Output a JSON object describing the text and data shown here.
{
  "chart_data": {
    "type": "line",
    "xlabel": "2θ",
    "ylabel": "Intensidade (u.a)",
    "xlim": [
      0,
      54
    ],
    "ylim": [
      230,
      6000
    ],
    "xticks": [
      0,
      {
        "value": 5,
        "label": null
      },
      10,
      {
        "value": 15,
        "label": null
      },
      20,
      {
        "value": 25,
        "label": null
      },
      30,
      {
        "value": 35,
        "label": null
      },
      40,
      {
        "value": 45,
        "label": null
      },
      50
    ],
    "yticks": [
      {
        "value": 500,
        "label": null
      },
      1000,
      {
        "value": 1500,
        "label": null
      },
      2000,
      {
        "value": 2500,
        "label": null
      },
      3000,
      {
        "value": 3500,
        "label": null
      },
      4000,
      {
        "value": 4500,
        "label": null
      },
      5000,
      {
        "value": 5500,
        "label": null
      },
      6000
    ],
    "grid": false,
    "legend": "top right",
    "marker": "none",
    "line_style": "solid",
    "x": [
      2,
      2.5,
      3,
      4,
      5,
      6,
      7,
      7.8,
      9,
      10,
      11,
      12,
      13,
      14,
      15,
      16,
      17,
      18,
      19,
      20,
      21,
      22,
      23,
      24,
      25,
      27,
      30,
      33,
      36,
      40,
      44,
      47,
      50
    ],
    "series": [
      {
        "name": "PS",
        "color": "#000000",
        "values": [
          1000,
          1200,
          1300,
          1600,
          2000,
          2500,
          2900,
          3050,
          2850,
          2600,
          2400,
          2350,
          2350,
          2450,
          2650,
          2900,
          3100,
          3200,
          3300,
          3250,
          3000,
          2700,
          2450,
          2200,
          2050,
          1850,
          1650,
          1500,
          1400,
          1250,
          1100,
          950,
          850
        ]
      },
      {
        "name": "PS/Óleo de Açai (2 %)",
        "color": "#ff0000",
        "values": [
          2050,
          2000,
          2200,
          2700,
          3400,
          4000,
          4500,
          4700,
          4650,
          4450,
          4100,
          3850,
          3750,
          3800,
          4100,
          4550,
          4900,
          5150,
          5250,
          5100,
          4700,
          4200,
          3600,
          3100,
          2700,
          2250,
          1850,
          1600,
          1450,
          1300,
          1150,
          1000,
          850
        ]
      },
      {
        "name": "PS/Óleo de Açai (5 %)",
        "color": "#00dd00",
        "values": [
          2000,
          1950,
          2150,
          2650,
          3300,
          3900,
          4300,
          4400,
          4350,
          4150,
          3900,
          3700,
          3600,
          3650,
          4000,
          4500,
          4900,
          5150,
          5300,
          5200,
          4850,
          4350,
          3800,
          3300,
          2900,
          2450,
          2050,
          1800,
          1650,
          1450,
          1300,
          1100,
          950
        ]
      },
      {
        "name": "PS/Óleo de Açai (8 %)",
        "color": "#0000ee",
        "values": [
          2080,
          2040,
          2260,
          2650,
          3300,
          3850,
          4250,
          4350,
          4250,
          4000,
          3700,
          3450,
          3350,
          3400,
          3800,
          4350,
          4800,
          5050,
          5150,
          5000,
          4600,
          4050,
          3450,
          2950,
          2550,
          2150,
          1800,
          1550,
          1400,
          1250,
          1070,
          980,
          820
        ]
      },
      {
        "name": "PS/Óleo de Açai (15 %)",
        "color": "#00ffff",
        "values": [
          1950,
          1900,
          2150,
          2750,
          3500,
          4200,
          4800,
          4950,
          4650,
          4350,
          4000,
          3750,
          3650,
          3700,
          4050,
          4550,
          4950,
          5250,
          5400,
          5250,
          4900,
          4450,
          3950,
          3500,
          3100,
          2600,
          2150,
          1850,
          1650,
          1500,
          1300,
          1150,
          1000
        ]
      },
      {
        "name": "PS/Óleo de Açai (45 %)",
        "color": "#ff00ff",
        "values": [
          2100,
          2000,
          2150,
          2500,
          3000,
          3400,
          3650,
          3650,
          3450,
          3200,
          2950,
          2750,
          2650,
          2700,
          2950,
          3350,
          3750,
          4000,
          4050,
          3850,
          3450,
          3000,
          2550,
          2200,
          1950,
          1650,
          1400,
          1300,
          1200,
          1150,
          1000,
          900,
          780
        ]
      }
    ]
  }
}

* * * * *

Exercise brief: The lines above should be duplicated exactly.

Output below:
Output a JSON object describing the text and data shown here.
{
  "chart_data": {
    "type": "line",
    "xlabel": "2θ",
    "ylabel": "Intensidade (u.a)",
    "xlim": [
      0,
      54
    ],
    "ylim": [
      230,
      6000
    ],
    "xticks": [
      0,
      {
        "value": 5,
        "label": null
      },
      10,
      {
        "value": 15,
        "label": null
      },
      20,
      {
        "value": 25,
        "label": null
      },
      30,
      {
        "value": 35,
        "label": null
      },
      40,
      {
        "value": 45,
        "label": null
      },
      50
    ],
    "yticks": [
      {
        "value": 500,
        "label": null
      },
      1000,
      {
        "value": 1500,
        "label": null
      },
      2000,
      {
        "value": 2500,
        "label": null
      },
      3000,
      {
        "value": 3500,
        "label": null
      },
      4000,
      {
        "value": 4500,
        "label": null
      },
      5000,
      {
        "value": 5500,
        "label": null
      },
      6000
    ],
    "grid": false,
    "legend": "top right",
    "marker": "none",
    "line_style": "solid",
    "x": [
      2,
      2.5,
      3,
      4,
      5,
      6,
      7,
      7.8,
      9,
      10,
      11,
      12,
      13,
      14,
      15,
      16,
      17,
      18,
      19,
      20,
      21,
      22,
      23,
      24,
      25,
      27,
      30,
      33,
      36,
      40,
      44,
      47,
      50
    ],
    "series": [
      {
        "name": "PS",
        "color": "#000000",
        "values": [
          1000,
          1200,
          1300,
          1600,
          2000,
          2500,
          2900,
          3050,
          2850,
          2600,
          2400,
          2350,
          2350,
          2450,
          2650,
          2900,
          3100,
          3200,
          3300,
          3250,
          3000,
          2700,
          2450,
          2200,
          2050,
          1850,
          1650,
          1500,
          1400,
          1250,
          1100,
          950,
          850
        ]
      },
      {
        "name": "PS/Óleo de Açai (2 %)",
        "color": "#ff0000",
        "values": [
          2050,
          2000,
          2200,
          2700,
          3400,
          4000,
          4500,
          4700,
          4650,
          4450,
          4100,
          3850,
          3750,
          3800,
          4100,
          4550,
          4900,
          5150,
          5250,
          5100,
          4700,
          4200,
          3600,
          3100,
          2700,
          2250,
          1850,
          1600,
          1450,
          1300,
          1150,
          1000,
          850
        ]
      },
      {
        "name": "PS/Óleo de Açai (5 %)",
        "color": "#00dd00",
        "values": [
          2000,
          1950,
          2150,
          2650,
          3300,
          3900,
          4300,
          4400,
          4350,
          4150,
          3900,
          3700,
          3600,
          3650,
          4000,
          4500,
          4900,
          5150,
          5300,
          5200,
          4850,
          4350,
          3800,
          3300,
          2900,
          2450,
          2050,
          1800,
          1650,
          1450,
          1300,
          1100,
          950
        ]
      },
      {
        "name": "PS/Óleo de Açai (8 %)",
        "color": "#0000ee",
        "values": [
          2080,
          2040,
          2260,
          2650,
          3300,
          3850,
          4250,
          4350,
          4250,
          4000,
          3700,
          3450,
          3350,
          3400,
          3800,
          4350,
          4800,
          5050,
          5150,
          5000,
          4600,
          4050,
          3450,
          2950,
          2550,
          2150,
          1800,
          1550,
          1400,
          1250,
          1070,
          980,
          820
        ]
      },
      {
        "name": "PS/Óleo de Açai (15 %)",
        "color": "#00ffff",
        "values": [
          1950,
          1900,
          2150,
          2750,
          3500,
          4200,
          4800,
          4950,
          4650,
          4350,
          4000,
          3750,
          3650,
          3700,
          4050,
          4550,
          4950,
          5250,
          5400,
          5250,
          4900,
          4450,
          3950,
          3500,
          3100,
          2600,
          2150,
          1850,
          1650,
          1500,
          1300,
          1150,
          1000
        ]
      },
      {
        "name": "PS/Óleo de Açai (45 %)",
        "color": "#ff00ff",
        "values": [
          2100,
          2000,
          2150,
          2500,
          3000,
          3400,
          3650,
          3650,
          3450,
          3200,
          2950,
          2750,
          2650,
          2700,
          2950,
          3350,
          3750,
          4000,
          4050,
          3850,
          3450,
          3000,
          2550,
          2200,
          1950,
          1650,
          1400,
          1300,
          1200,
          1150,
          1000,
          900,
          780
        ]
      }
    ]
  }
}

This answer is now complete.